This is my dad. He passed away this morning after a long battle with throat cancer. He was a complicated man and we had a complicated relationship. Some people teach us more by the things they do wrong than the ones they do right and if I’m being honest, he falls in that camp. But it wasn’t all bad. Here are some of the better things I learned from his life.
Choosing people is more important than choosing sides. If you know me well then you know I’m pretty darn moderate. I swing left more often than I swing right but I can usually see both sides and I know how to argue with someone and still like them when we’re done. That’s courtesy of my dad. He loved discussing politics (and later religion). Some of the liveliest conversations of my youth I had with him, each of us making our case and ultimately agreeing to disagree. It’s a dying art in today’s climate and I’m glad he took the time to show me how it’s done.
My dad couldn’t give a rat’s ass about the famous Auburn vs. Alabama rivalry, which made him a bit of an anomaly among residents of the state. To prove his point, he donated his time to the Auburn University pharmacy school and donated his body to the University of Alabama medical school. For the last few years of his life he lived close to Auburn and served as a case study for the pharmacy classes there. Every couple of weeks “his” class came to check on him, ask him questions about his medications, side effects, etc. He was incredibly proud of his role in their education and of the students themselves. He got to know each one, always asking questions about what was happening in their lives. He also engaged them in the same sorts of lively debate we had shared, discussing religion, politics and even the pros and cons of medical marijuana (something he could never get on board with, though it would have served him well in his final months). But because Auburn did not have the market cornered on his loyalty, he signed up with the anatomical donor program at UAB. He took great pride in knowing his body would be used for the betterment of medical care for generations to come. His only hope was that he’d land in an all-girls class (a ladies man to the end) 😉
Give it a try. My father was not an educated man, but he was bright, resourceful and determined. More than once he created big things from little to nothing. He believed he could, so he tried. And he encouraged us to do the same. He owned a trucking company, ran a race track and eventually became a preacher. He took old cars, tinkered with their motors, slapped a fresh coat of paint on them and created hot rods. He wrote stories. He ran a hot dog shack. He was full of curiosity and was never afraid to act on it.

STUDY QUESTIONS -
1. List every venture or pursuit the tribute to the writer's father names in the paragraph beginning "Give it a try."
2. Retype the tribute to the writer's father from "This is my dad." up to and including "from his life.".

MATERIAL SUPPLIED -
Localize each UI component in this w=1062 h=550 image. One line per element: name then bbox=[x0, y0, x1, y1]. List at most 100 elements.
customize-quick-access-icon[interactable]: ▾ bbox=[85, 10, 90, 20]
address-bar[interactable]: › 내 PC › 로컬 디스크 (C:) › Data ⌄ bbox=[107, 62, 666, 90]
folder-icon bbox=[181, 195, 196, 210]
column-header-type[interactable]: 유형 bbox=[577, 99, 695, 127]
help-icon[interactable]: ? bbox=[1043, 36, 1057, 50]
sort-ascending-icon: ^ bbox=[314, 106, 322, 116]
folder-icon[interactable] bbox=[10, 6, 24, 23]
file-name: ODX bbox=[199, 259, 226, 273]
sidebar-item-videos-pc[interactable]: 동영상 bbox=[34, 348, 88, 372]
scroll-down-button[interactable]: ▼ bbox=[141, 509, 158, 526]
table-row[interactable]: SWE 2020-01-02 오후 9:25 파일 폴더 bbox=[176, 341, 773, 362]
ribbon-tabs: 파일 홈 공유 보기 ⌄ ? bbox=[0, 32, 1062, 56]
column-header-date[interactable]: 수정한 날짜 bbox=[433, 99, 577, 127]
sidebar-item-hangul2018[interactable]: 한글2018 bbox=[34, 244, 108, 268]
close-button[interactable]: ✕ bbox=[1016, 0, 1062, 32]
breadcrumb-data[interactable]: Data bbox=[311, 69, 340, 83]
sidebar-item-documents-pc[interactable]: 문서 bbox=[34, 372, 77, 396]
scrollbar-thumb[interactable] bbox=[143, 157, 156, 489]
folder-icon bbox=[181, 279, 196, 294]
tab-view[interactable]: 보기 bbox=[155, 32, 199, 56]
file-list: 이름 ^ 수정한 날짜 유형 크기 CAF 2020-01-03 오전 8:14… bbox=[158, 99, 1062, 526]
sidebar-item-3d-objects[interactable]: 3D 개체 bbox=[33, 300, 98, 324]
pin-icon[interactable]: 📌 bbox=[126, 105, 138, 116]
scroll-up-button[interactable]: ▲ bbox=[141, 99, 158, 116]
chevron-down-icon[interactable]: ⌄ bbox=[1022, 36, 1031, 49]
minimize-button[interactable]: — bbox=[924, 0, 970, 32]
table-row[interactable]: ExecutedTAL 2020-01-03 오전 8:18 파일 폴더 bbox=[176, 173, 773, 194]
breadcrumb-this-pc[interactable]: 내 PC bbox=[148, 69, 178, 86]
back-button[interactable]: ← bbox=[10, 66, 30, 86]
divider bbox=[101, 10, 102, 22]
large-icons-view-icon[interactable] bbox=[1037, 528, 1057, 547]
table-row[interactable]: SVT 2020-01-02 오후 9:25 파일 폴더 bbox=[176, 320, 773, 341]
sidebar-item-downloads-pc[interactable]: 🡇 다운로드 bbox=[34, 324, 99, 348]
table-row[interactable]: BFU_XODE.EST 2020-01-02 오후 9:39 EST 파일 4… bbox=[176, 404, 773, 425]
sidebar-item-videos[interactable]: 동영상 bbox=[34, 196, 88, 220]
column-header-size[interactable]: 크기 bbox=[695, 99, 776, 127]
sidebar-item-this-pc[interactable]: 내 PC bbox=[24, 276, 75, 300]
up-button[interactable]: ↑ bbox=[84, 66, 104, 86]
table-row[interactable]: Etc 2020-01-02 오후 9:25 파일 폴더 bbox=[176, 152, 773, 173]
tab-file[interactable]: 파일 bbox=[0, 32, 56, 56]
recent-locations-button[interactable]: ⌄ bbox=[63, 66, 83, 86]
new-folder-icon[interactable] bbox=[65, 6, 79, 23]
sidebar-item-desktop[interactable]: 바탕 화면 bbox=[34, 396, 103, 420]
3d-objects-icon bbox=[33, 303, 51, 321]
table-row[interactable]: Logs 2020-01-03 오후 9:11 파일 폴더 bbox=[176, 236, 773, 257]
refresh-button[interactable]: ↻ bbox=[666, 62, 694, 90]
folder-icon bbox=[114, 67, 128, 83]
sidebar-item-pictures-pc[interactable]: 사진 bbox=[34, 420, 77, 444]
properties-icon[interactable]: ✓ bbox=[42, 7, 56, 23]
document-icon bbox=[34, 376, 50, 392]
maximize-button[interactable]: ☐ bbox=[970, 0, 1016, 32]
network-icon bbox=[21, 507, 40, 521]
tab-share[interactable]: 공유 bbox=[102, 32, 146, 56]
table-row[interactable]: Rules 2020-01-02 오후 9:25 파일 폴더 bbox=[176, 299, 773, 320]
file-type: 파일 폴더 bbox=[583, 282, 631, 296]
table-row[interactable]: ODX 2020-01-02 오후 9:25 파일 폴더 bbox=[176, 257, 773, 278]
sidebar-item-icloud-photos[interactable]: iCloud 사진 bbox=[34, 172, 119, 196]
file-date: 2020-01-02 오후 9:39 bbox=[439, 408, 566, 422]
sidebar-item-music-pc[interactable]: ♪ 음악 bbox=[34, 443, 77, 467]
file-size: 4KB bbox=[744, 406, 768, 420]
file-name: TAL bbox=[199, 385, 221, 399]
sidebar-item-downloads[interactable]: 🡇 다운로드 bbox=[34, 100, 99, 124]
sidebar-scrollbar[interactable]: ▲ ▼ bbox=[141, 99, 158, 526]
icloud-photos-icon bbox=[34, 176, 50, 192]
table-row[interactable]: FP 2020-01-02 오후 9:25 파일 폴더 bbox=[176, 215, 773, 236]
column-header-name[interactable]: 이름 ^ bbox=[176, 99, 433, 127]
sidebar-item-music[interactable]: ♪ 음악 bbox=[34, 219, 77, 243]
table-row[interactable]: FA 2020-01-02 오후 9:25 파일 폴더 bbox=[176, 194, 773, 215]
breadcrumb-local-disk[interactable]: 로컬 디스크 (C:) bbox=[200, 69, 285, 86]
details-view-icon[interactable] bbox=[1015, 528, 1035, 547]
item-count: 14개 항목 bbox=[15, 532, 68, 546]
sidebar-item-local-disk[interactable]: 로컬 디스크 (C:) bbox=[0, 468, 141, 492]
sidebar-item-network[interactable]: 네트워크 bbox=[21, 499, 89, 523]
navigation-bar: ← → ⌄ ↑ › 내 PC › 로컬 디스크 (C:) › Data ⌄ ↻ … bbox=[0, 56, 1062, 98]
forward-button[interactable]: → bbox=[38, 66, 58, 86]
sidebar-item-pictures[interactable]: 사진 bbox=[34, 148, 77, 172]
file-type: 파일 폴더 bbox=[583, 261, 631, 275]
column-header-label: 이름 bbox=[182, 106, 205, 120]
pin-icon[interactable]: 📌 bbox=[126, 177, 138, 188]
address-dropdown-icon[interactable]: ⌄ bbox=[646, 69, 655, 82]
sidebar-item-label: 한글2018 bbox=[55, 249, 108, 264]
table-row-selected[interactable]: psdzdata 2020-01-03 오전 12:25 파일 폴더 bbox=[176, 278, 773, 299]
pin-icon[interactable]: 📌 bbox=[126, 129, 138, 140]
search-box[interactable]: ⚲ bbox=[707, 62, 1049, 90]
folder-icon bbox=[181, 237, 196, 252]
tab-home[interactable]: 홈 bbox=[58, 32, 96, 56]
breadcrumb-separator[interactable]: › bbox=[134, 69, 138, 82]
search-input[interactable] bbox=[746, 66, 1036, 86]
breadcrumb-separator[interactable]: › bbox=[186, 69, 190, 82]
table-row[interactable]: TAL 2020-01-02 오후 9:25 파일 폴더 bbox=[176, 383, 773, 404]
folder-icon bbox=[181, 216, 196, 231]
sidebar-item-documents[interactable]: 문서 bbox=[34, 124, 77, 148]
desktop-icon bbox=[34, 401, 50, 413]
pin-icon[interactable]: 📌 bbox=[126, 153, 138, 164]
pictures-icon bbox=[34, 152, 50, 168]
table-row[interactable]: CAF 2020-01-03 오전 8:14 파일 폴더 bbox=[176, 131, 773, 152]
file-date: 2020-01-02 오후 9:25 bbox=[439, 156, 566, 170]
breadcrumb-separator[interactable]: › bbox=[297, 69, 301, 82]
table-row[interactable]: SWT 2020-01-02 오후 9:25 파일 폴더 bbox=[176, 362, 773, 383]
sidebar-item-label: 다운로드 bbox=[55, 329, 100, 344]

TASK RESPONSES -
1.
- Owned a trucking company
- Ran a race track
- Became a preacher
- Turned old cars into hot rods
- Wrote stories
- Ran a hot dog shack

2.
This is my dad. He passed away this morning after a long battle with throat cancer. He was a complicated man and we had a complicated relationship. Some people teach us more by the things they do wrong than the ones they do right and if I’m being honest, he falls in that camp. But it wasn’t all bad. Here are some of the better things I learned from his life.